Collection entries:
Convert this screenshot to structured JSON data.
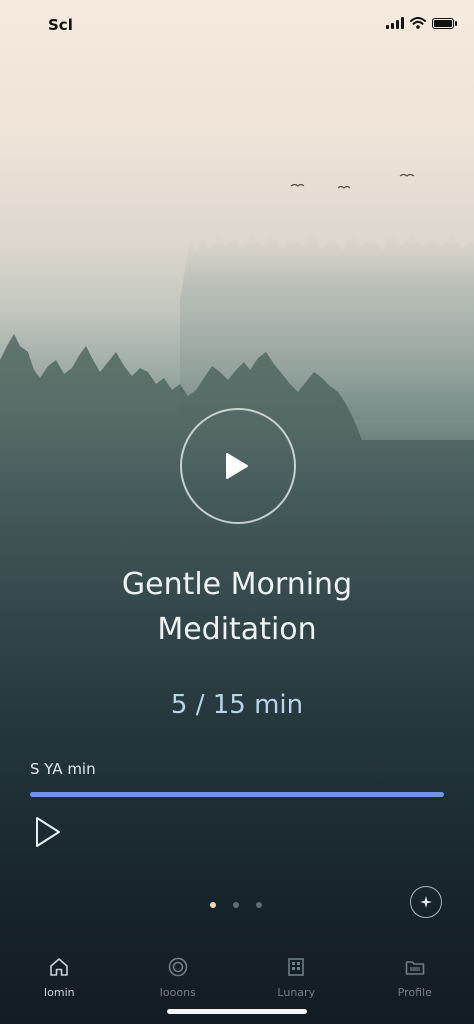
{
  "status_bar": {
    "time": "Scl",
    "icons": [
      "cellular-signal-icon",
      "wifi-icon",
      "battery-icon"
    ]
  },
  "player": {
    "title_line1": "Gentle Morning",
    "title_line2": "Meditation",
    "duration": "5 / 15 min",
    "elapsed_label": "S YA min",
    "progress": 1.0,
    "play_icon": "play-icon",
    "favorite_icon": "sparkle-icon"
  },
  "pager": {
    "count": 3,
    "active_index": 0
  },
  "tab_bar": {
    "items": [
      {
        "label": "Iomin",
        "icon": "home-icon",
        "active": true
      },
      {
        "label": "Iooons",
        "icon": "circle-target-icon",
        "active": false
      },
      {
        "label": "Lunary",
        "icon": "library-icon",
        "active": false
      },
      {
        "label": "Profile",
        "icon": "folder-icon",
        "active": false
      }
    ]
  },
  "colors": {
    "accent": "#6f95de",
    "duration_text": "#b9d3ea",
    "active_dot": "#f3d6b6",
    "inactive_tab": "#6f7d85"
  }
}
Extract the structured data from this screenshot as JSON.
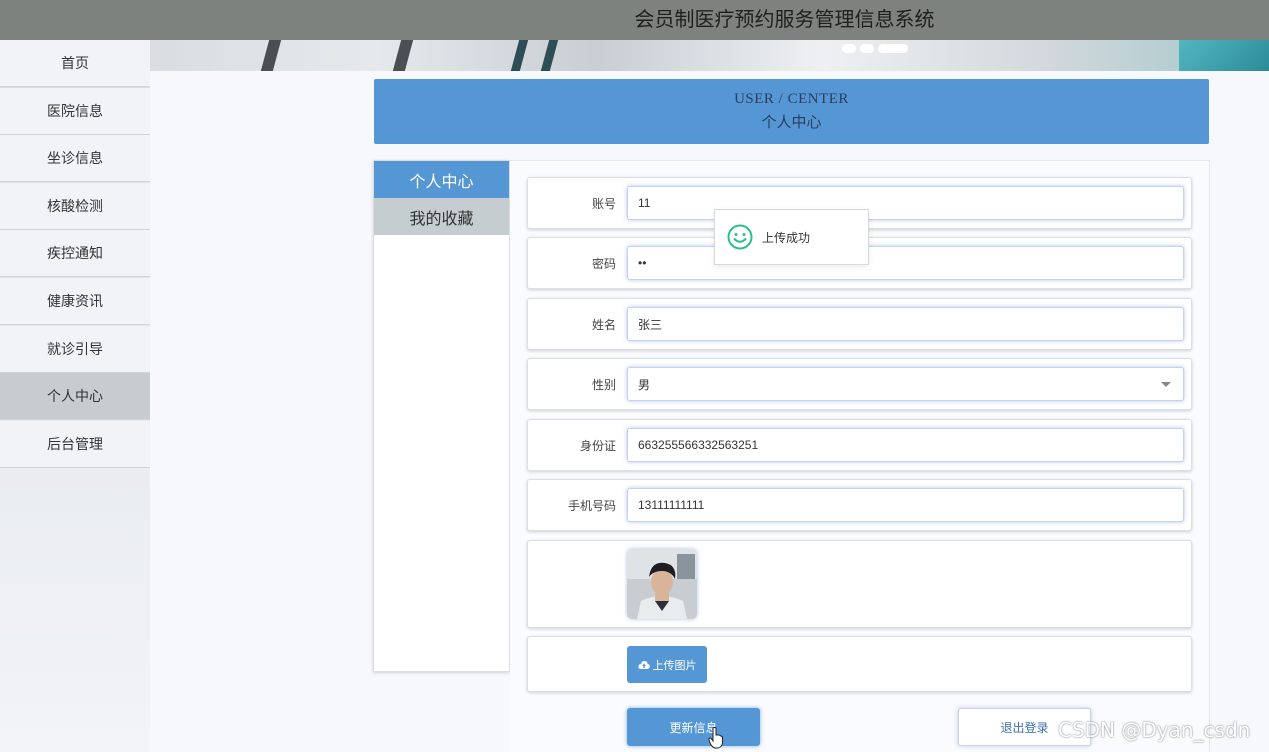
{
  "app": {
    "title": "会员制医疗预约服务管理信息系统"
  },
  "sidebar": {
    "items": [
      {
        "label": "首页"
      },
      {
        "label": "医院信息"
      },
      {
        "label": "坐诊信息"
      },
      {
        "label": "核酸检测"
      },
      {
        "label": "疾控通知"
      },
      {
        "label": "健康资讯"
      },
      {
        "label": "就诊引导"
      },
      {
        "label": "个人中心",
        "active": true
      },
      {
        "label": "后台管理"
      }
    ]
  },
  "page_header": {
    "en": "USER / CENTER",
    "cn": "个人中心"
  },
  "tabs": [
    {
      "label": "个人中心",
      "active": true
    },
    {
      "label": "我的收藏",
      "active": false
    }
  ],
  "form": {
    "account": {
      "label": "账号",
      "value": "11"
    },
    "password": {
      "label": "密码",
      "value": "••"
    },
    "name": {
      "label": "姓名",
      "value": "张三"
    },
    "gender": {
      "label": "性别",
      "value": "男"
    },
    "id_card": {
      "label": "身份证",
      "value": "663255566332563251"
    },
    "phone": {
      "label": "手机号码",
      "value": "13111111111"
    }
  },
  "upload_button": {
    "label": "上传图片",
    "icon": "cloud-upload-icon"
  },
  "update_button": {
    "label": "更新信息"
  },
  "logout_button": {
    "label": "退出登录"
  },
  "toast": {
    "message": "上传成功",
    "icon": "smile-icon"
  },
  "watermark": "CSDN @Dyan_csdn",
  "colors": {
    "accent": "#5597d4",
    "topbar": "#7d827f",
    "success": "#2fbd8f"
  }
}
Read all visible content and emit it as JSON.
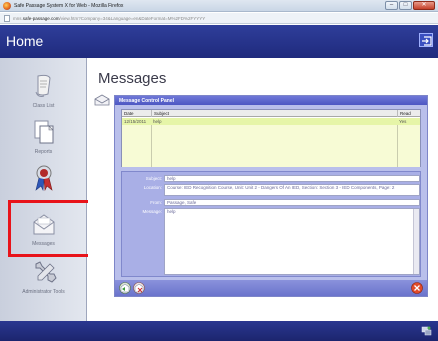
{
  "browser": {
    "window_title": "Safe Passage System X for Web - Mozilla Firefox",
    "url_prefix": "mns.",
    "url_domain": "safe-passage.com",
    "url_rest": "/view.htm?Company=34&Language=en&DateFormat=M%2FD%2FYYYY"
  },
  "app": {
    "title": "Home"
  },
  "sidebar": {
    "items": [
      {
        "label": "Class List",
        "icon": "scroll-icon"
      },
      {
        "label": "Reports",
        "icon": "documents-icon"
      },
      {
        "label": "",
        "icon": "ribbon-badge-icon"
      },
      {
        "label": "Messages",
        "icon": "envelope-icon",
        "selected": true
      },
      {
        "label": "Administrator Tools",
        "icon": "wrench-icon"
      }
    ]
  },
  "main": {
    "title": "Messages",
    "panel_title": "Message Control Panel",
    "grid": {
      "columns": [
        "Date",
        "Subject",
        "Read"
      ],
      "rows": [
        {
          "date": "12/15/2011",
          "subject": "help",
          "read": "Yes"
        }
      ]
    },
    "detail": {
      "subject_label": "Subject:",
      "subject_value": "help",
      "location_label": "Location:",
      "location_value": "Course: IED Recognition Course, Unit: Unit 2 - Dangers Of An IED, Section: Section 3 - IED Components, Page: 2",
      "from_label": "From:",
      "from_value": "Passage, Safe",
      "message_label": "Message:",
      "message_value": "help"
    }
  },
  "colors": {
    "header_blue": "#1f2a7d",
    "panel_purple": "#b9bfeb",
    "selected_row": "#e6f5a8",
    "highlight_red": "#e8131a"
  }
}
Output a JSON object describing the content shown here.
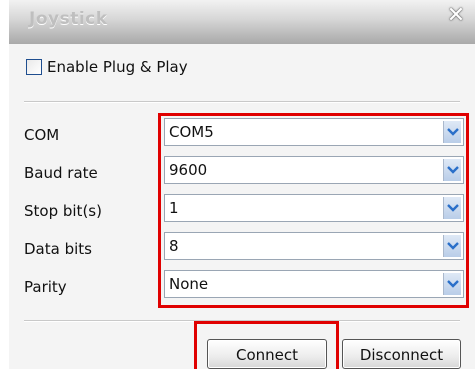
{
  "window": {
    "title": "Joystick",
    "close_symbol": "✕"
  },
  "options": {
    "plug_play_label": "Enable Plug & Play",
    "plug_play_checked": false
  },
  "fields": [
    {
      "label": "COM",
      "value": "COM5"
    },
    {
      "label": "Baud rate",
      "value": "9600"
    },
    {
      "label": "Stop bit(s)",
      "value": "1"
    },
    {
      "label": "Data bits",
      "value": "8"
    },
    {
      "label": "Parity",
      "value": "None"
    }
  ],
  "buttons": {
    "connect_label": "Connect",
    "disconnect_label": "Disconnect"
  },
  "icons": {
    "close": "close-icon",
    "dropdown": "chevron-down-icon"
  },
  "colors": {
    "highlight": "#e00000",
    "chevron": "#2a6fc9"
  }
}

_PROBLEM_
Working from the entries above, return all lines that contain "help".

_OUTPUT FOR THIS TASK_
          "subject": "help",
      "subject_value": "help",
      "message_value": "help"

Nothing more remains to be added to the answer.